▶ PROBLEM TO WORK ON
Identify all lines in the data containing the string "durch". Copy them out.

▶ INPUT

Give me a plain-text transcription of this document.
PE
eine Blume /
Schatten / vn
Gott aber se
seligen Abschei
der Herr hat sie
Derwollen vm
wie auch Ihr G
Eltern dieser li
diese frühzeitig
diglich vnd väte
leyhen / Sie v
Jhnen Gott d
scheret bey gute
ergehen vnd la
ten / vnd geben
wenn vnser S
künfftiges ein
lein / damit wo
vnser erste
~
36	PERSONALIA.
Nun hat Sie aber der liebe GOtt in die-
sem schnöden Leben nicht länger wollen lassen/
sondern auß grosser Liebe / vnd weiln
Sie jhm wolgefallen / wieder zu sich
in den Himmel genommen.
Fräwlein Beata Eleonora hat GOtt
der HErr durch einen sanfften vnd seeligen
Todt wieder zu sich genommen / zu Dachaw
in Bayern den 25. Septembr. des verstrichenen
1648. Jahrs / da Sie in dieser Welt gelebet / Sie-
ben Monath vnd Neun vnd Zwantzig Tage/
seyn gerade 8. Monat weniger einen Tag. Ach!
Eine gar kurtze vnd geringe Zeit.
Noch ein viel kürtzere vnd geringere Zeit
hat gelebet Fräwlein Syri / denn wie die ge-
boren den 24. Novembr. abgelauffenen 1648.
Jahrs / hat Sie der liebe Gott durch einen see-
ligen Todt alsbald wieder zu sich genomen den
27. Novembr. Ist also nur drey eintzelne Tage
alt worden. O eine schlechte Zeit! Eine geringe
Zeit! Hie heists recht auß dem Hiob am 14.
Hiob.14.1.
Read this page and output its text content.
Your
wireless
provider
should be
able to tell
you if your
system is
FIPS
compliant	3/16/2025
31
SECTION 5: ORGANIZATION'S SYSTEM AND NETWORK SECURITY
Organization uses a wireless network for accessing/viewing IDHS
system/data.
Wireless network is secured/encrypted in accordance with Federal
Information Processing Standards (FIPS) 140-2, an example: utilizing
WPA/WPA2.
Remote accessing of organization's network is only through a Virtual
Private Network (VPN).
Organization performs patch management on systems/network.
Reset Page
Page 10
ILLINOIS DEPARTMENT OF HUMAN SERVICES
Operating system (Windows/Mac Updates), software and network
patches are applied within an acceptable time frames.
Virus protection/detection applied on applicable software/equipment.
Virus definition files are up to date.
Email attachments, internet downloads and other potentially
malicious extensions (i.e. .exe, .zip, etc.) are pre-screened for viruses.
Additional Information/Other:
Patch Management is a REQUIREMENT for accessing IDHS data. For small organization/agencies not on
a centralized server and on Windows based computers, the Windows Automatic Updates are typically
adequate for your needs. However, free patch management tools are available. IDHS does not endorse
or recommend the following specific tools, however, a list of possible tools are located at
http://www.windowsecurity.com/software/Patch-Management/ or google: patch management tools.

▶ SOLVED PROBLEM
der HErr durch einen sanfften vnd seeligen
Jahrs / hat Sie der liebe Gott durch einen see-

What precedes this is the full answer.